Collection entries:
· · · · ·

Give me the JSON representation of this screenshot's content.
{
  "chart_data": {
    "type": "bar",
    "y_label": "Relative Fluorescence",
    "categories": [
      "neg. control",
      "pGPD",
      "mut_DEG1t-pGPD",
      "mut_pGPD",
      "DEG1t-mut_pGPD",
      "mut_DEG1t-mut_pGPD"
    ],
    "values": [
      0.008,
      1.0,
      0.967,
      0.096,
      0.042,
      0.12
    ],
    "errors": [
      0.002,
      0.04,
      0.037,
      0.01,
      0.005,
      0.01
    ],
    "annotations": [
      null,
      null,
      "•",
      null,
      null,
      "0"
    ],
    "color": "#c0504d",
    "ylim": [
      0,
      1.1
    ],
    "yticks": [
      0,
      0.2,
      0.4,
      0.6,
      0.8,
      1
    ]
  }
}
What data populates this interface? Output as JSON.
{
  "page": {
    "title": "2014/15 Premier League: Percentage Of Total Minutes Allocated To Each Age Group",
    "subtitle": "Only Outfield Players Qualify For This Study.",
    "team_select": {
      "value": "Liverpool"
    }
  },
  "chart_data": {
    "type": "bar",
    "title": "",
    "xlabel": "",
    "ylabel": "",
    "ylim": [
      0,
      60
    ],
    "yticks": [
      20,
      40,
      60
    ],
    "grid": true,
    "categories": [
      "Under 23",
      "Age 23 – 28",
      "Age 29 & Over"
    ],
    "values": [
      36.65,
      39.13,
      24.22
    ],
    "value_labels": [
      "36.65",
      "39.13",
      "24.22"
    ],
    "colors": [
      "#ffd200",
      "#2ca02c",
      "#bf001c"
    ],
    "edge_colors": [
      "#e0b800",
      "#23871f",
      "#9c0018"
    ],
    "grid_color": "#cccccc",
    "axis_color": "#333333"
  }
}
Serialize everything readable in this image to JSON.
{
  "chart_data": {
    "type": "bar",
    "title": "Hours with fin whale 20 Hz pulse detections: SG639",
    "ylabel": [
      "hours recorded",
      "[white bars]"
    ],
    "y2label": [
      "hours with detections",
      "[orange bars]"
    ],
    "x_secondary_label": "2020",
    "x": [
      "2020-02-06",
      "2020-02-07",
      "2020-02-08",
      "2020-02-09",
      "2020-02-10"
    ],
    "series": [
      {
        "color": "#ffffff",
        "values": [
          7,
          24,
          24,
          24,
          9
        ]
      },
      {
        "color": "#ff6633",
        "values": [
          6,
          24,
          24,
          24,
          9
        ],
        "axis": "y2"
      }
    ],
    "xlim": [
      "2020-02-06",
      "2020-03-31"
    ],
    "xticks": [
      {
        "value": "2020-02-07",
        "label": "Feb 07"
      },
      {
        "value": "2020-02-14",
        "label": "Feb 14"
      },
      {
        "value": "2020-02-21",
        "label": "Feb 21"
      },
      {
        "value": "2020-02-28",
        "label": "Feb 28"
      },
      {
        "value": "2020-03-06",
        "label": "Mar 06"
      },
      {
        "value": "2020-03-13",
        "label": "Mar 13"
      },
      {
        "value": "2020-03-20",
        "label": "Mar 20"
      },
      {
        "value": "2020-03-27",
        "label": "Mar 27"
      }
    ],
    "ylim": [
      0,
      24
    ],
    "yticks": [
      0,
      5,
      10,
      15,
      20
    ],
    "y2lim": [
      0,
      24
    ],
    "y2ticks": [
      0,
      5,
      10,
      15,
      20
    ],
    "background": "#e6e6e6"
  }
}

· · · · ·

__INSTRUCTIONS FOR THE TASK__. Copy all the records above exactly, missing none.

__EXERCISE ANSWER__.
Give me the JSON representation of this screenshot's content.
{
  "chart_data": {
    "type": "bar",
    "y_label": "Relative Fluorescence",
    "categories": [
      "neg. control",
      "pGPD",
      "mut_DEG1t-pGPD",
      "mut_pGPD",
      "DEG1t-mut_pGPD",
      "mut_DEG1t-mut_pGPD"
    ],
    "values": [
      0.008,
      1.0,
      0.967,
      0.096,
      0.042,
      0.12
    ],
    "errors": [
      0.002,
      0.04,
      0.037,
      0.01,
      0.005,
      0.01
    ],
    "annotations": [
      null,
      null,
      "•",
      null,
      null,
      "0"
    ],
    "color": "#c0504d",
    "ylim": [
      0,
      1.1
    ],
    "yticks": [
      0,
      0.2,
      0.4,
      0.6,
      0.8,
      1
    ]
  }
}
What data populates this interface? Output as JSON.
{
  "page": {
    "title": "2014/15 Premier League: Percentage Of Total Minutes Allocated To Each Age Group",
    "subtitle": "Only Outfield Players Qualify For This Study.",
    "team_select": {
      "value": "Liverpool"
    }
  },
  "chart_data": {
    "type": "bar",
    "title": "",
    "xlabel": "",
    "ylabel": "",
    "ylim": [
      0,
      60
    ],
    "yticks": [
      20,
      40,
      60
    ],
    "grid": true,
    "categories": [
      "Under 23",
      "Age 23 – 28",
      "Age 29 & Over"
    ],
    "values": [
      36.65,
      39.13,
      24.22
    ],
    "value_labels": [
      "36.65",
      "39.13",
      "24.22"
    ],
    "colors": [
      "#ffd200",
      "#2ca02c",
      "#bf001c"
    ],
    "edge_colors": [
      "#e0b800",
      "#23871f",
      "#9c0018"
    ],
    "grid_color": "#cccccc",
    "axis_color": "#333333"
  }
}
Serialize everything readable in this image to JSON.
{
  "chart_data": {
    "type": "bar",
    "title": "Hours with fin whale 20 Hz pulse detections: SG639",
    "ylabel": [
      "hours recorded",
      "[white bars]"
    ],
    "y2label": [
      "hours with detections",
      "[orange bars]"
    ],
    "x_secondary_label": "2020",
    "x": [
      "2020-02-06",
      "2020-02-07",
      "2020-02-08",
      "2020-02-09",
      "2020-02-10"
    ],
    "series": [
      {
        "color": "#ffffff",
        "values": [
          7,
          24,
          24,
          24,
          9
        ]
      },
      {
        "color": "#ff6633",
        "values": [
          6,
          24,
          24,
          24,
          9
        ],
        "axis": "y2"
      }
    ],
    "xlim": [
      "2020-02-06",
      "2020-03-31"
    ],
    "xticks": [
      {
        "value": "2020-02-07",
        "label": "Feb 07"
      },
      {
        "value": "2020-02-14",
        "label": "Feb 14"
      },
      {
        "value": "2020-02-21",
        "label": "Feb 21"
      },
      {
        "value": "2020-02-28",
        "label": "Feb 28"
      },
      {
        "value": "2020-03-06",
        "label": "Mar 06"
      },
      {
        "value": "2020-03-13",
        "label": "Mar 13"
      },
      {
        "value": "2020-03-20",
        "label": "Mar 20"
      },
      {
        "value": "2020-03-27",
        "label": "Mar 27"
      }
    ],
    "ylim": [
      0,
      24
    ],
    "yticks": [
      0,
      5,
      10,
      15,
      20
    ],
    "y2lim": [
      0,
      24
    ],
    "y2ticks": [
      0,
      5,
      10,
      15,
      20
    ],
    "background": "#e6e6e6"
  }
}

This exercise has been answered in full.